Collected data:
- - -

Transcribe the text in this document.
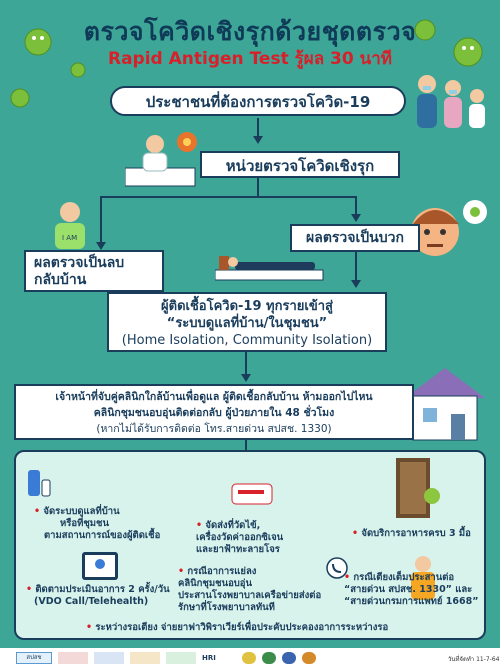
ตรวจโควิดเชิงรุกด้วยชุดตรวจ
Rapid Antigen Test รู้ผล 30 นาที
ประชาชนที่ต้องการตรวจโควิด-19
หน่วยตรวจโควิดเชิงรุก
I AM
ผลตรวจเป็นลบ
กลับบ้าน
ผลตรวจเป็นบวก
ผู้ติดเชื้อโควิด-19 ทุกรายเข้าสู่
“ระบบดูแลที่บ้าน/ในชุมชน”
(Home Isolation, Community Isolation)
เจ้าหน้าที่จับคู่คลินิกใกล้บ้านเพื่อดูแล ผู้ติดเชื้อกลับบ้าน ห้ามออกไปไหน
คลินิกชุมชนอบอุ่นติดต่อกลับ ผู้ป่วยภายใน 48 ชั่วโมง
(หากไม่ได้รับการติดต่อ โทร.สายด่วน สปสช. 1330)
• จัดระบบดูแลที่บ้าน
หรือที่ชุมชน
ตามสถานการณ์ของผู้ติดเชื้อ
• จัดส่งที่วัดไข้,
เครื่องวัดค่าออกซิเจน
และยาฟ้าทะลายโจร
• จัดบริการอาหารครบ 3 มื้อ
• ติดตามประเมินอาการ 2 ครั้ง/วัน
(VDO Call/Telehealth)
• กรณีอาการแย่ลง
คลินิกชุมชนอบอุ่น
ประสานโรงพยาบาลเครือข่ายส่งต่อ
รักษาที่โรงพยาบาลทันที
• กรณีเตียงเต็มประสานต่อ
“สายด่วน สปสช. 1330” และ
“สายด่วนกรมการแพทย์ 1668”
• ระหว่างรอเตียง จ่ายยาฟาวิพิราเวียร์เพื่อประคับประคองอาการระหว่างรอ
สปสช	HRI	วันที่จัดทำ 11-7-64
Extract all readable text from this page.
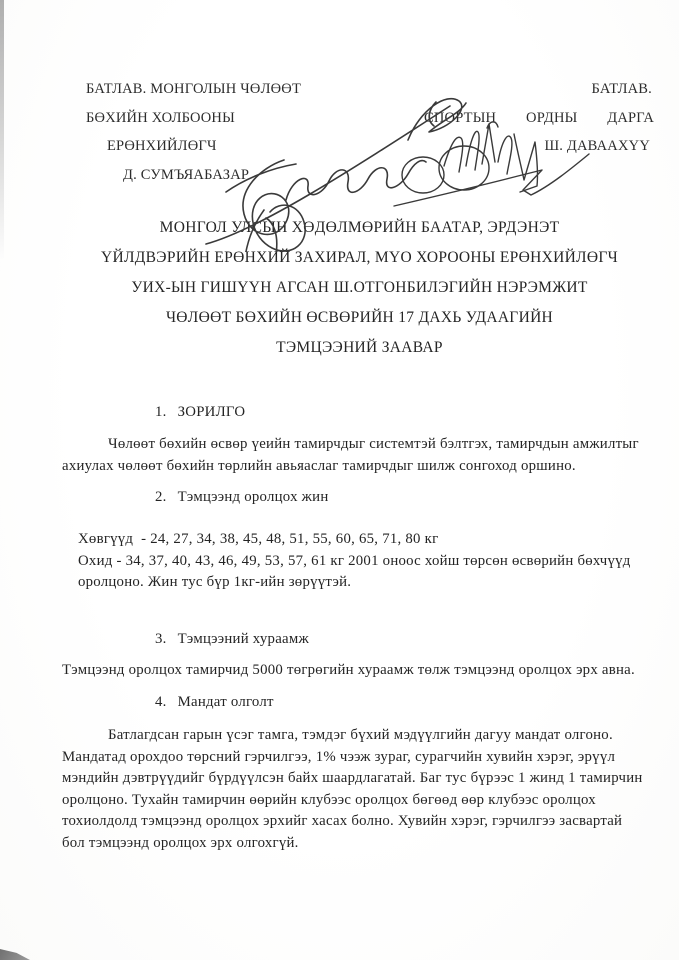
БАТЛАВ. МОНГОЛЫН ЧӨЛӨӨТ
БӨХИЙН ХОЛБООНЫ
ЕРӨНХИЙЛӨГЧ
Д. СУМЪЯАБАЗАР
БАТЛАВ.
СПОРТЫН ОРДНЫ ДАРГА
Ш. ДАВААХҮҮ
МОНГОЛ УЛСЫН ХӨДӨЛМӨРИЙН БААТАР, ЭРДЭНЭТ
ҮЙЛДВЭРИЙН ЕРӨНХИЙ ЗАХИРАЛ, МҮО ХОРООНЫ ЕРӨНХИЙЛӨГЧ
УИХ-ЫН ГИШҮҮН АГСАН Ш.ОТГОНБИЛЭГИЙН НЭРЭМЖИТ
ЧӨЛӨӨТ БӨХИЙН ӨСВӨРИЙН 17 ДАХЬ УДААГИЙН
ТЭМЦЭЭНИЙ ЗААВАР
1. ЗОРИЛГО
Чөлөөт бөхийн өсвөр үеийн тамирчдыг системтэй бэлтгэх, тамирчдын амжилтыг
ахиулах чөлөөт бөхийн төрлийн авьяаслаг тамирчдыг шилж сонгоход оршино.
2. Тэмцээнд оролцох жин
Хөвгүүд  - 24, 27, 34, 38, 45, 48, 51, 55, 60, 65, 71, 80 кг
Охид - 34, 37, 40, 43, 46, 49, 53, 57, 61 кг 2001 оноос хойш төрсөн өсвөрийн бөхчүүд
оролцоно. Жин тус бүр 1кг-ийн зөрүүтэй.
3. Тэмцээний хураамж
Тэмцээнд оролцох тамирчид 5000 төгрөгийн хураамж төлж тэмцээнд оролцох эрх авна.
4. Мандат олголт
Батлагдсан гарын үсэг тамга, тэмдэг бүхий мэдүүлгийн дагуу мандат олгоно.
Мандатад орохдоо төрсний гэрчилгээ, 1% чээж зураг, сурагчийн хувийн хэрэг, эрүүл
мэндийн дэвтрүүдийг бүрдүүлсэн байх шаардлагатай. Баг тус бүрээс 1 жинд 1 тамирчин
оролцоно. Тухайн тамирчин өөрийн клубээс оролцох бөгөөд өөр клубээс оролцох
тохиолдолд тэмцээнд оролцох эрхийг хасах болно. Хувийн хэрэг, гэрчилгээ засвартай
бол тэмцээнд оролцох эрх олгохгүй.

- - -

Copy out every line in the listing where the word "มชนอบอ" appears.

* **Answer for the task**:
คลินิกชุมชนอบอุ่นติดต่อกลับ ผู้ป่วยภายใน 48 ชั่วโมง
คลินิกชุมชนอบอุ่น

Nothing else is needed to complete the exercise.